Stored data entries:
○ ○ ○ ○ ○
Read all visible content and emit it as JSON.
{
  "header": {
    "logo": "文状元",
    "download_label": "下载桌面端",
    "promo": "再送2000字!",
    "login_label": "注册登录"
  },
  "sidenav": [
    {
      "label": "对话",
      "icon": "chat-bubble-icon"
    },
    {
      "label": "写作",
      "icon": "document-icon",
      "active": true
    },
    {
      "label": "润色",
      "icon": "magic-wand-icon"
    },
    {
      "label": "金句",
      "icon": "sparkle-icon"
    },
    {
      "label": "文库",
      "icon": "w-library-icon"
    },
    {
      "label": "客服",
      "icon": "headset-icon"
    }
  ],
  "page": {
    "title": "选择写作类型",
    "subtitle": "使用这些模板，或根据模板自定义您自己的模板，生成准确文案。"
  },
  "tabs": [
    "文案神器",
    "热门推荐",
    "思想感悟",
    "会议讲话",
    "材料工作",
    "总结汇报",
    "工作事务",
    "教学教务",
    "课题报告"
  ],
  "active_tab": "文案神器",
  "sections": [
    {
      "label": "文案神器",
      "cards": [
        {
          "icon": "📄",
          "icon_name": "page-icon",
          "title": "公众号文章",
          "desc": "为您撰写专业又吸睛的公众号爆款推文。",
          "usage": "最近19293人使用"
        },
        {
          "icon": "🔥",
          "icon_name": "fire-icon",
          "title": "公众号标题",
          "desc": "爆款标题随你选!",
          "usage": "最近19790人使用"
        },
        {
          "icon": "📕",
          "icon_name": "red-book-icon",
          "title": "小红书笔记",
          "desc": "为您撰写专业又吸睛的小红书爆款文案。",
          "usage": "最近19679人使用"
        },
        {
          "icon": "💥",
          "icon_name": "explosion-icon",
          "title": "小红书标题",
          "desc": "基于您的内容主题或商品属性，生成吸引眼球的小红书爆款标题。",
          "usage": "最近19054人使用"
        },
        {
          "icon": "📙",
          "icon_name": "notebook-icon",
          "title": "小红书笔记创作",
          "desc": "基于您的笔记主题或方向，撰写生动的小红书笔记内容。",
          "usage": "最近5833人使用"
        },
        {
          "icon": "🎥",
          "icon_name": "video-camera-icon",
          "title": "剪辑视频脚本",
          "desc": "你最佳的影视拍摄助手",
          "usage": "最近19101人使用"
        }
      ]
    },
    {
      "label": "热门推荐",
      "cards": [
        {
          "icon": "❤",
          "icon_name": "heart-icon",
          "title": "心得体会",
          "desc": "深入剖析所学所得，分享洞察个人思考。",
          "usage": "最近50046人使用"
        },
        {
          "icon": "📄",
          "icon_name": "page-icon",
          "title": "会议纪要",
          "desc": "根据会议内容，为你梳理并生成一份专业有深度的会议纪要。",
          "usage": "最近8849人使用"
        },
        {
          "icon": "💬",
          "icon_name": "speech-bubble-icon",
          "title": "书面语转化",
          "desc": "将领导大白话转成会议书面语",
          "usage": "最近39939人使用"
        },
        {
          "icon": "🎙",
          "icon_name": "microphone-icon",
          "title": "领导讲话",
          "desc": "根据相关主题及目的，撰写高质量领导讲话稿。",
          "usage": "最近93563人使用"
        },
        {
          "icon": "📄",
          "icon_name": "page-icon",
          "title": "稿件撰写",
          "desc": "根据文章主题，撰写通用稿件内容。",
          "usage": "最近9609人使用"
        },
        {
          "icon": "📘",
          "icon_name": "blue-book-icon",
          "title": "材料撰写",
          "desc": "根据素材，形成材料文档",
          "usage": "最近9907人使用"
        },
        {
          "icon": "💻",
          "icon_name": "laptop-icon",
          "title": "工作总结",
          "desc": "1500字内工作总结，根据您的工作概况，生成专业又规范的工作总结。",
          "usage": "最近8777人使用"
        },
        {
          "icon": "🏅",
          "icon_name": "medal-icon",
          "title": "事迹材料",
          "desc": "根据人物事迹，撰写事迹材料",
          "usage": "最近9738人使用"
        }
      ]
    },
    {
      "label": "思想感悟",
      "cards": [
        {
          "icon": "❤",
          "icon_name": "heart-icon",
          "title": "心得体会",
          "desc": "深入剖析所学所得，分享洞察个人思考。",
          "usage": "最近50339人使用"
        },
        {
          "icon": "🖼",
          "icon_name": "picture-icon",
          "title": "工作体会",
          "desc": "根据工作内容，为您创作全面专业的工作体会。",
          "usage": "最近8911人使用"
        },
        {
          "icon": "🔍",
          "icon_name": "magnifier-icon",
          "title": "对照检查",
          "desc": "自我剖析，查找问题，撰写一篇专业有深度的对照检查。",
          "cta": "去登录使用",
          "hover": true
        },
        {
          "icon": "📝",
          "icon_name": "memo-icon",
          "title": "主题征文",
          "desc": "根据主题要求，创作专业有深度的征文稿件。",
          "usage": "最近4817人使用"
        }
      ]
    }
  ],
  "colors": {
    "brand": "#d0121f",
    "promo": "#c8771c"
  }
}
○ ○ ○ ○ ○
*Exercise goal*. Repeat all of the entries exactly.

*Solution to the problem*.
Read all visible content and emit it as JSON.
{
  "header": {
    "logo": "文状元",
    "download_label": "下载桌面端",
    "promo": "再送2000字!",
    "login_label": "注册登录"
  },
  "sidenav": [
    {
      "label": "对话",
      "icon": "chat-bubble-icon"
    },
    {
      "label": "写作",
      "icon": "document-icon",
      "active": true
    },
    {
      "label": "润色",
      "icon": "magic-wand-icon"
    },
    {
      "label": "金句",
      "icon": "sparkle-icon"
    },
    {
      "label": "文库",
      "icon": "w-library-icon"
    },
    {
      "label": "客服",
      "icon": "headset-icon"
    }
  ],
  "page": {
    "title": "选择写作类型",
    "subtitle": "使用这些模板，或根据模板自定义您自己的模板，生成准确文案。"
  },
  "tabs": [
    "文案神器",
    "热门推荐",
    "思想感悟",
    "会议讲话",
    "材料工作",
    "总结汇报",
    "工作事务",
    "教学教务",
    "课题报告"
  ],
  "active_tab": "文案神器",
  "sections": [
    {
      "label": "文案神器",
      "cards": [
        {
          "icon": "📄",
          "icon_name": "page-icon",
          "title": "公众号文章",
          "desc": "为您撰写专业又吸睛的公众号爆款推文。",
          "usage": "最近19293人使用"
        },
        {
          "icon": "🔥",
          "icon_name": "fire-icon",
          "title": "公众号标题",
          "desc": "爆款标题随你选!",
          "usage": "最近19790人使用"
        },
        {
          "icon": "📕",
          "icon_name": "red-book-icon",
          "title": "小红书笔记",
          "desc": "为您撰写专业又吸睛的小红书爆款文案。",
          "usage": "最近19679人使用"
        },
        {
          "icon": "💥",
          "icon_name": "explosion-icon",
          "title": "小红书标题",
          "desc": "基于您的内容主题或商品属性，生成吸引眼球的小红书爆款标题。",
          "usage": "最近19054人使用"
        },
        {
          "icon": "📙",
          "icon_name": "notebook-icon",
          "title": "小红书笔记创作",
          "desc": "基于您的笔记主题或方向，撰写生动的小红书笔记内容。",
          "usage": "最近5833人使用"
        },
        {
          "icon": "🎥",
          "icon_name": "video-camera-icon",
          "title": "剪辑视频脚本",
          "desc": "你最佳的影视拍摄助手",
          "usage": "最近19101人使用"
        }
      ]
    },
    {
      "label": "热门推荐",
      "cards": [
        {
          "icon": "❤",
          "icon_name": "heart-icon",
          "title": "心得体会",
          "desc": "深入剖析所学所得，分享洞察个人思考。",
          "usage": "最近50046人使用"
        },
        {
          "icon": "📄",
          "icon_name": "page-icon",
          "title": "会议纪要",
          "desc": "根据会议内容，为你梳理并生成一份专业有深度的会议纪要。",
          "usage": "最近8849人使用"
        },
        {
          "icon": "💬",
          "icon_name": "speech-bubble-icon",
          "title": "书面语转化",
          "desc": "将领导大白话转成会议书面语",
          "usage": "最近39939人使用"
        },
        {
          "icon": "🎙",
          "icon_name": "microphone-icon",
          "title": "领导讲话",
          "desc": "根据相关主题及目的，撰写高质量领导讲话稿。",
          "usage": "最近93563人使用"
        },
        {
          "icon": "📄",
          "icon_name": "page-icon",
          "title": "稿件撰写",
          "desc": "根据文章主题，撰写通用稿件内容。",
          "usage": "最近9609人使用"
        },
        {
          "icon": "📘",
          "icon_name": "blue-book-icon",
          "title": "材料撰写",
          "desc": "根据素材，形成材料文档",
          "usage": "最近9907人使用"
        },
        {
          "icon": "💻",
          "icon_name": "laptop-icon",
          "title": "工作总结",
          "desc": "1500字内工作总结，根据您的工作概况，生成专业又规范的工作总结。",
          "usage": "最近8777人使用"
        },
        {
          "icon": "🏅",
          "icon_name": "medal-icon",
          "title": "事迹材料",
          "desc": "根据人物事迹，撰写事迹材料",
          "usage": "最近9738人使用"
        }
      ]
    },
    {
      "label": "思想感悟",
      "cards": [
        {
          "icon": "❤",
          "icon_name": "heart-icon",
          "title": "心得体会",
          "desc": "深入剖析所学所得，分享洞察个人思考。",
          "usage": "最近50339人使用"
        },
        {
          "icon": "🖼",
          "icon_name": "picture-icon",
          "title": "工作体会",
          "desc": "根据工作内容，为您创作全面专业的工作体会。",
          "usage": "最近8911人使用"
        },
        {
          "icon": "🔍",
          "icon_name": "magnifier-icon",
          "title": "对照检查",
          "desc": "自我剖析，查找问题，撰写一篇专业有深度的对照检查。",
          "cta": "去登录使用",
          "hover": true
        },
        {
          "icon": "📝",
          "icon_name": "memo-icon",
          "title": "主题征文",
          "desc": "根据主题要求，创作专业有深度的征文稿件。",
          "usage": "最近4817人使用"
        }
      ]
    }
  ],
  "colors": {
    "brand": "#d0121f",
    "promo": "#c8771c"
  }
}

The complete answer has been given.